--- start Supplied material ---
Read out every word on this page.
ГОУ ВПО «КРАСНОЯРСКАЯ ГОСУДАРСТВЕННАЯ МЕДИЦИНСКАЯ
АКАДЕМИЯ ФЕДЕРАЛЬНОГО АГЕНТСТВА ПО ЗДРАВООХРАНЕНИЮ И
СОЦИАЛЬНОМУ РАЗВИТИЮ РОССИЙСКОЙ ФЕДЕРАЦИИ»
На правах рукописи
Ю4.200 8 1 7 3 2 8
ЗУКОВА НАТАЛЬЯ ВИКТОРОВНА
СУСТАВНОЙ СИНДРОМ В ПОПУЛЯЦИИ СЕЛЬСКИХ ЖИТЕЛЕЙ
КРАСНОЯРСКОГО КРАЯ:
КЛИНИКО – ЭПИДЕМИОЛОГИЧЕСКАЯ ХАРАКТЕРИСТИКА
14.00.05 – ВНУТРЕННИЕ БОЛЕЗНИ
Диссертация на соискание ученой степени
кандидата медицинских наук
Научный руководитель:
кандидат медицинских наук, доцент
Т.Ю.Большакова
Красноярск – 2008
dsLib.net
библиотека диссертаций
--- end Supplied material ---
> **The task**: Reproduce the material above, every line of it, exactly.

> **Written response**:
Read out every word on this page.
ГОУ ВПО «КРАСНОЯРСКАЯ ГОСУДАРСТВЕННАЯ МЕДИЦИНСКАЯ
АКАДЕМИЯ ФЕДЕРАЛЬНОГО АГЕНТСТВА ПО ЗДРАВООХРАНЕНИЮ И
СОЦИАЛЬНОМУ РАЗВИТИЮ РОССИЙСКОЙ ФЕДЕРАЦИИ»
На правах рукописи
Ю4.200 8 1 7 3 2 8
ЗУКОВА НАТАЛЬЯ ВИКТОРОВНА
СУСТАВНОЙ СИНДРОМ В ПОПУЛЯЦИИ СЕЛЬСКИХ ЖИТЕЛЕЙ
КРАСНОЯРСКОГО КРАЯ:
КЛИНИКО – ЭПИДЕМИОЛОГИЧЕСКАЯ ХАРАКТЕРИСТИКА
14.00.05 – ВНУТРЕННИЕ БОЛЕЗНИ
Диссертация на соискание ученой степени
кандидата медицинских наук
Научный руководитель:
кандидат медицинских наук, доцент
Т.Ю.Большакова
Красноярск – 2008
dsLib.net
библиотека диссертаций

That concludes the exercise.